** START Raw records **

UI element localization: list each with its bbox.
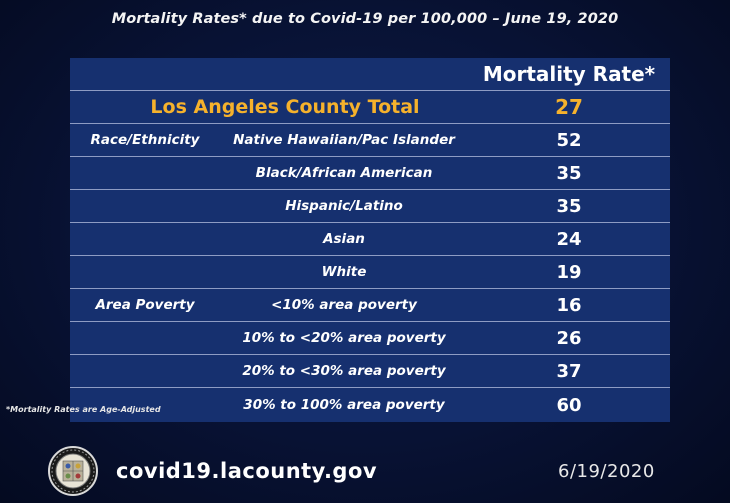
table-row: Race/Ethnicity Native Hawaiian/Pac Islan…: [70, 124, 670, 157]
row-label: <10% area poverty: [271, 297, 417, 313]
row-category: Race/Ethnicity: [90, 132, 200, 148]
row-label: 10% to <20% area poverty: [242, 330, 446, 346]
column-header-mortality-rate: Mortality Rate*: [482, 62, 656, 86]
row-label: Asian: [323, 231, 365, 247]
row-label: 30% to 100% area poverty: [243, 397, 445, 413]
mortality-table: Mortality Rate* Los Angeles County Total…: [70, 58, 670, 422]
row-category: [70, 190, 220, 222]
row-value: 52: [556, 129, 582, 151]
row-category: [70, 223, 220, 255]
county-seal-icon: [48, 446, 98, 496]
row-label: Black/African American: [255, 165, 433, 181]
page-title: Mortality Rates* due to Covid-19 per 100…: [111, 11, 619, 27]
row-value: 60: [556, 394, 582, 416]
table-row: Black/African American 35: [70, 157, 670, 190]
footnote: *Mortality Rates are Age-Adjusted: [6, 405, 161, 414]
table-row: White 19: [70, 256, 670, 289]
table-row: 30% to 100% area poverty 60: [70, 388, 670, 422]
total-value: 27: [555, 95, 583, 119]
row-label: White: [321, 264, 367, 280]
row-label: Hispanic/Latino: [285, 198, 403, 214]
row-category: [70, 157, 220, 189]
footer-url-link[interactable]: covid19.lacounty.gov: [116, 459, 378, 483]
table-header-row: Mortality Rate*: [70, 58, 670, 91]
row-category: Area Poverty: [95, 297, 195, 313]
footer-date: 6/19/2020: [558, 461, 655, 482]
table-row: Asian 24: [70, 223, 670, 256]
row-value: 16: [556, 294, 582, 316]
total-row: Los Angeles County Total 27: [70, 91, 670, 124]
row-value: 37: [556, 360, 582, 382]
row-value: 24: [556, 228, 582, 250]
total-label: Los Angeles County Total: [150, 96, 420, 118]
table-row: Area Poverty <10% area poverty 16: [70, 289, 670, 322]
table-row: 20% to <30% area poverty 37: [70, 355, 670, 388]
row-category: [70, 322, 220, 354]
row-label: 20% to <30% area poverty: [242, 363, 446, 379]
table-row: Hispanic/Latino 35: [70, 190, 670, 223]
row-category: [70, 256, 220, 288]
row-label: Native Hawaiian/Pac Islander: [233, 132, 455, 148]
row-value: 35: [556, 195, 582, 217]
row-value: 26: [556, 327, 582, 349]
row-category: [70, 355, 220, 387]
row-value: 19: [556, 261, 582, 283]
row-value: 35: [556, 162, 582, 184]
table-row: 10% to <20% area poverty 26: [70, 322, 670, 355]
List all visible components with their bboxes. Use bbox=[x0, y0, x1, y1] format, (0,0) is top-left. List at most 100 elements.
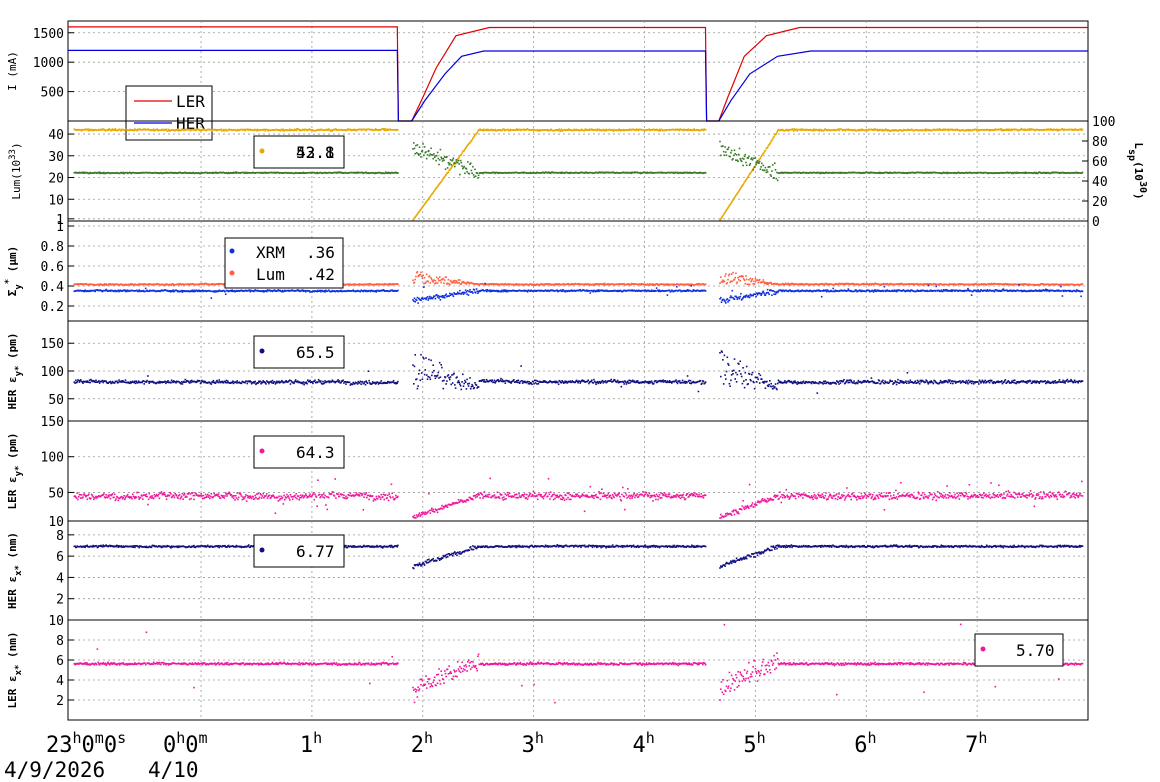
data-point bbox=[568, 283, 571, 286]
data-point bbox=[281, 289, 284, 292]
data-point bbox=[777, 128, 780, 131]
data-point bbox=[124, 289, 126, 291]
data-point bbox=[448, 295, 450, 297]
data-point bbox=[106, 289, 108, 292]
data-point bbox=[1022, 284, 1025, 286]
data-point bbox=[179, 282, 182, 285]
data-point bbox=[820, 171, 822, 174]
data-point bbox=[727, 206, 730, 208]
data-point bbox=[1001, 128, 1004, 131]
data-point bbox=[537, 283, 540, 286]
data-point bbox=[562, 289, 564, 291]
data-point bbox=[586, 172, 589, 174]
data-point bbox=[173, 290, 176, 292]
data-point bbox=[696, 284, 699, 286]
data-point bbox=[730, 202, 732, 205]
data-point bbox=[743, 158, 745, 160]
data-point bbox=[744, 153, 747, 156]
data-point bbox=[450, 167, 452, 169]
data-point bbox=[513, 129, 515, 131]
data-point bbox=[425, 157, 428, 160]
y-tick-label: 0.4 bbox=[41, 280, 65, 295]
data-point bbox=[730, 273, 733, 275]
data-point bbox=[423, 286, 425, 288]
data-point bbox=[412, 279, 414, 282]
data-point bbox=[437, 184, 440, 187]
data-point bbox=[743, 278, 745, 280]
data-point bbox=[181, 291, 184, 293]
data-point bbox=[586, 283, 589, 286]
data-point bbox=[413, 147, 416, 150]
data-point bbox=[588, 289, 591, 292]
data-point bbox=[735, 193, 738, 196]
data-point bbox=[500, 291, 502, 293]
data-point bbox=[437, 295, 440, 297]
data-point bbox=[437, 157, 440, 160]
data-point bbox=[598, 128, 600, 131]
data-point bbox=[593, 283, 595, 286]
data-point bbox=[560, 129, 562, 131]
data-point bbox=[559, 130, 561, 133]
data-point bbox=[967, 130, 970, 132]
data-point bbox=[570, 289, 573, 291]
data-point bbox=[954, 129, 957, 132]
data-point bbox=[1047, 129, 1049, 131]
data-point bbox=[549, 172, 552, 175]
data-point bbox=[756, 161, 758, 163]
data-point bbox=[451, 281, 454, 284]
data-point bbox=[743, 155, 746, 158]
data-point bbox=[77, 289, 79, 292]
data-point bbox=[550, 128, 553, 131]
data-point bbox=[369, 282, 371, 285]
data-point bbox=[485, 128, 488, 131]
data-point bbox=[430, 277, 432, 279]
legend-label-her: HER bbox=[176, 114, 205, 133]
data-point bbox=[317, 128, 320, 131]
data-point bbox=[972, 284, 975, 286]
data-point bbox=[880, 128, 882, 131]
data-point bbox=[478, 284, 481, 286]
data-point bbox=[999, 128, 1002, 131]
data-point bbox=[611, 290, 613, 292]
data-point bbox=[120, 130, 122, 132]
data-point bbox=[761, 154, 763, 157]
data-point bbox=[617, 172, 620, 174]
data-point bbox=[586, 129, 589, 131]
data-point bbox=[912, 283, 914, 285]
data-point bbox=[469, 162, 472, 164]
data-point bbox=[438, 159, 441, 161]
data-point bbox=[754, 165, 757, 167]
data-point bbox=[165, 128, 168, 131]
data-point bbox=[973, 283, 976, 285]
data-point bbox=[83, 172, 86, 174]
data-point bbox=[789, 283, 791, 285]
data-point bbox=[444, 176, 446, 178]
data-point bbox=[1080, 128, 1082, 130]
data-point bbox=[419, 153, 422, 155]
data-point bbox=[646, 283, 649, 285]
data-point bbox=[436, 276, 438, 279]
data-point bbox=[647, 289, 650, 292]
data-point bbox=[117, 289, 120, 292]
series-line-ler bbox=[68, 26, 1088, 122]
data-point bbox=[90, 129, 92, 132]
data-point bbox=[764, 166, 767, 169]
data-point bbox=[152, 128, 155, 130]
data-point bbox=[488, 289, 491, 292]
data-point bbox=[195, 129, 197, 132]
data-point bbox=[648, 128, 651, 130]
data-point bbox=[438, 297, 440, 299]
data-point bbox=[436, 294, 438, 296]
data-point bbox=[793, 128, 796, 130]
data-point bbox=[748, 164, 751, 166]
y-tick-label: 1 bbox=[56, 220, 64, 235]
data-point bbox=[596, 290, 599, 293]
data-point bbox=[452, 280, 455, 282]
data-point bbox=[317, 172, 320, 174]
data-point bbox=[111, 129, 113, 131]
data-point bbox=[490, 289, 492, 292]
data-point bbox=[102, 172, 104, 175]
data-point bbox=[397, 172, 399, 174]
data-point bbox=[1047, 172, 1049, 174]
data-point bbox=[418, 211, 420, 213]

** END Raw records **

__What you are asked to do__.
Give every line of the records above as a Markdown table with the columns Row and Text, numbering each line and leaving out blank lines and pictures.

__Task result__.
| Row | Text |
|---|---|
| 1 | UI element localization: list each with its bbox. |
| 2 | table-row: Race/Ethnicity Native Hawaiian/Pac Islan…: [70, 124, 670, 157] |
| 3 | row-label: <10% area poverty: [271, 297, 417, 313] |
| 4 | row-category: Race/Ethnicity: [90, 132, 200, 148] |
| 5 | row-label: 10% to <20% area poverty: [242, 330, 446, 346] |
| 6 | column-header-mortality-rate: Mortality Rate*: [482, 62, 656, 86] |
| 7 | row-label: Asian: [323, 231, 365, 247] |
| 8 | row-label: 30% to 100% area poverty: [243, 397, 445, 413] |
| 9 | mortality-table: Mortality Rate* Los Angeles County Total…: [70, 58, 670, 422] |
| 10 | row-category: [70, 190, 220, 222] |
| 11 | row-value: 52: [556, 129, 582, 151] |
| 12 | row-category: [70, 223, 220, 255] |
| 13 | county-seal-icon: [48, 446, 98, 496] |
| 14 | row-label: Black/African American: [255, 165, 433, 181] |
| 15 | page-title: Mortality Rates* due to Covid-19 per 100…: [111, 11, 619, 27] |
| 16 | row-value: 60: [556, 394, 582, 416] |
| 17 | table-row: Black/African American 35: [70, 157, 670, 190] |
| 18 | footnote: *Mortality Rates are Age-Adjusted: [6, 405, 161, 414] |
| 19 | table-row: White 19: [70, 256, 670, 289] |
| 20 | table-row: 30% to 100% area poverty 60: [70, 388, 670, 422] |
| 21 | total-value: 27: [555, 95, 583, 119] |
| 22 | row-label: White: [321, 264, 367, 280] |
| 23 | row-label: Hispanic/Latino: [285, 198, 403, 214] |
| 24 | row-category: [70, 157, 220, 189] |
| 25 | footer-url-link[interactable]: covid19.lacounty.gov: [116, 459, 378, 483] |
| 26 | table-header-row: Mortality Rate*: [70, 58, 670, 91] |
| 27 | row-category: Area Poverty: [95, 297, 195, 313] |
| 28 | footer-date: 6/19/2020: [558, 461, 655, 482] |
| 29 | table-row: Asian 24: [70, 223, 670, 256] |
| 30 | row-value: 16: [556, 294, 582, 316] |
| 31 | total-row: Los Angeles County Total 27: [70, 91, 670, 124] |
| 32 | row-value: 37: [556, 360, 582, 382] |
| 33 | row-value: 24: [556, 228, 582, 250] |
| 34 | total-label: Los Angeles County Total: [150, 96, 420, 118] |
| 35 | table-row: Area Poverty <10% area poverty 16: [70, 289, 670, 322] |
| 36 | table-row: 20% to <30% area poverty 37: [70, 355, 670, 388] |
| 37 | row-category: [70, 322, 220, 354] |
| 38 | row-label: 20% to <30% area poverty: [242, 363, 446, 379] |
| 39 | table-row: Hispanic/Latino 35: [70, 190, 670, 223] |
| 40 | row-category: [70, 256, 220, 288] |
| 41 | row-label: Native Hawaiian/Pac Islander: [233, 132, 455, 148] |
| 42 | row-value: 35: [556, 195, 582, 217] |
| 43 | row-value: 26: [556, 327, 582, 349] |
| 44 | row-category: [70, 355, 220, 387] |
| 45 | row-value: 19: [556, 261, 582, 283] |
| 46 | row-value: 35: [556, 162, 582, 184] |
| 47 | table-row: 10% to <20% area poverty 26: [70, 322, 670, 355] |
| 48 | List all visible components with their bboxes. Use bbox=[x0, y0, x1, y1] format, (0,0) is top-left. List at most 100 elements. |
| 49 | data-point bbox=[568, 283, 571, 286] |
| 50 | data-point bbox=[281, 289, 284, 292] |
| 51 | data-point bbox=[777, 128, 780, 131] |
| 52 | data-point bbox=[124, 289, 126, 291] |
| 53 | data-point bbox=[448, 295, 450, 297] |
| 54 | data-point bbox=[106, 289, 108, 292] |
| 55 | data-point bbox=[1022, 284, 1025, 286] |
| 56 | data-point bbox=[179, 282, 182, 285] |
| 57 | data-point bbox=[820, 171, 822, 174] |
| 58 | data-point bbox=[727, 206, 730, 208] |
| 59 | data-point bbox=[1001, 128, 1004, 131] |
| 60 | data-point bbox=[537, 283, 540, 286] |
| 61 | data-point bbox=[562, 289, 564, 291] |
| 62 | data-point bbox=[586, 172, 589, 174] |
| 63 | data-point bbox=[173, 290, 176, 292] |
| 64 | data-point bbox=[696, 284, 699, 286] |
| 65 | data-point bbox=[730, 202, 732, 205] |
| 66 | data-point bbox=[743, 158, 745, 160] |
| 67 | data-point bbox=[744, 153, 747, 156] |
| 68 | data-point bbox=[450, 167, 452, 169] |
| 69 | data-point bbox=[513, 129, 515, 131] |
| 70 | data-point bbox=[425, 157, 428, 160] |
| 71 | y-tick-label: 0.4 bbox=[41, 280, 65, 295] |
| 72 | data-point bbox=[730, 273, 733, 275] |
| 73 | data-point bbox=[423, 286, 425, 288] |
| 74 | data-point bbox=[412, 279, 414, 282] |
| 75 | data-point bbox=[437, 184, 440, 187] |
| 76 | data-point bbox=[743, 278, 745, 280] |
| 77 | data-point bbox=[181, 291, 184, 293] |
| 78 | data-point bbox=[586, 283, 589, 286] |
| 79 | data-point bbox=[413, 147, 416, 150] |
| 80 | data-point bbox=[588, 289, 591, 292] |
| 81 | data-point bbox=[735, 193, 738, 196] |
| 82 | data-point bbox=[500, 291, 502, 293] |
| 83 | data-point bbox=[437, 295, 440, 297] |
| 84 | data-point bbox=[437, 157, 440, 160] |
| 85 | data-point bbox=[598, 128, 600, 131] |
| 86 | data-point bbox=[593, 283, 595, 286] |
| 87 | data-point bbox=[560, 129, 562, 131] |
| 88 | data-point bbox=[559, 130, 561, 133] |
| 89 | data-point bbox=[967, 130, 970, 132] |
| 90 | data-point bbox=[570, 289, 573, 291] |
| 91 | data-point bbox=[954, 129, 957, 132] |
| 92 | data-point bbox=[1047, 129, 1049, 131] |
| 93 | data-point bbox=[549, 172, 552, 175] |
| 94 | data-point bbox=[756, 161, 758, 163] |
| 95 | data-point bbox=[451, 281, 454, 284] |
| 96 | data-point bbox=[743, 155, 746, 158] |
| 97 | data-point bbox=[77, 289, 79, 292] |
| 98 | data-point bbox=[550, 128, 553, 131] |
| 99 | data-point bbox=[369, 282, 371, 285] |
| 100 | data-point bbox=[485, 128, 488, 131] |
| 101 | data-point bbox=[430, 277, 432, 279] |
| 102 | legend-label-her: HER bbox=[176, 114, 205, 133] |
| 103 | data-point bbox=[317, 128, 320, 131] |
| 104 | data-point bbox=[972, 284, 975, 286] |
| 105 | data-point bbox=[880, 128, 882, 131] |
| 106 | data-point bbox=[478, 284, 481, 286] |
| 107 | data-point bbox=[999, 128, 1002, 131] |
| 108 | data-point bbox=[611, 290, 613, 292] |
| 109 | data-point bbox=[120, 130, 122, 132] |
| 110 | data-point bbox=[761, 154, 763, 157] |
| 111 | data-point bbox=[617, 172, 620, 174] |
| 112 | data-point bbox=[586, 129, 589, 131] |
| 113 | data-point bbox=[912, 283, 914, 285] |
| 114 | data-point bbox=[469, 162, 472, 164] |
| 115 | data-point bbox=[438, 159, 441, 161] |
| 116 | data-point bbox=[754, 165, 757, 167] |
| 117 | data-point bbox=[165, 128, 168, 131] |
| 118 | data-point bbox=[973, 283, 976, 285] |
| 119 | data-point bbox=[83, 172, 86, 174] |
| 120 | data-point bbox=[789, 283, 791, 285] |
| 121 | data-point bbox=[444, 176, 446, 178] |
| 122 | data-point bbox=[1080, 128, 1082, 130] |
| 123 | data-point bbox=[419, 153, 422, 155] |
| 124 | data-point bbox=[646, 283, 649, 285] |
| 125 | data-point bbox=[436, 276, 438, 279] |
| 126 | data-point bbox=[647, 289, 650, 292] |
| 127 | data-point bbox=[117, 289, 120, 292] |
| 128 | series-line-ler bbox=[68, 26, 1088, 122] |
| 129 | data-point bbox=[90, 129, 92, 132] |
| 130 | data-point bbox=[764, 166, 767, 169] |
| 131 | data-point bbox=[152, 128, 155, 130] |
| 132 | data-point bbox=[488, 289, 491, 292] |
| 133 | data-point bbox=[195, 129, 197, 132] |
| 134 | data-point bbox=[648, 128, 651, 130] |
| 135 | data-point bbox=[438, 297, 440, 299] |
| 136 | data-point bbox=[436, 294, 438, 296] |
| 137 | data-point bbox=[793, 128, 796, 130] |
| 138 | data-point bbox=[748, 164, 751, 166] |
| 139 | y-tick-label: 1 bbox=[56, 220, 64, 235] |
| 140 | data-point bbox=[596, 290, 599, 293] |
| 141 | data-point bbox=[452, 280, 455, 282] |
| 142 | data-point bbox=[317, 172, 320, 174] |
| 143 | data-point bbox=[111, 129, 113, 131] |
| 144 | data-point bbox=[490, 289, 492, 292] |
| 145 | data-point bbox=[102, 172, 104, 175] |
| 146 | data-point bbox=[397, 172, 399, 174] |
| 147 | data-point bbox=[1047, 172, 1049, 174] |
| 148 | data-point bbox=[418, 211, 420, 213] |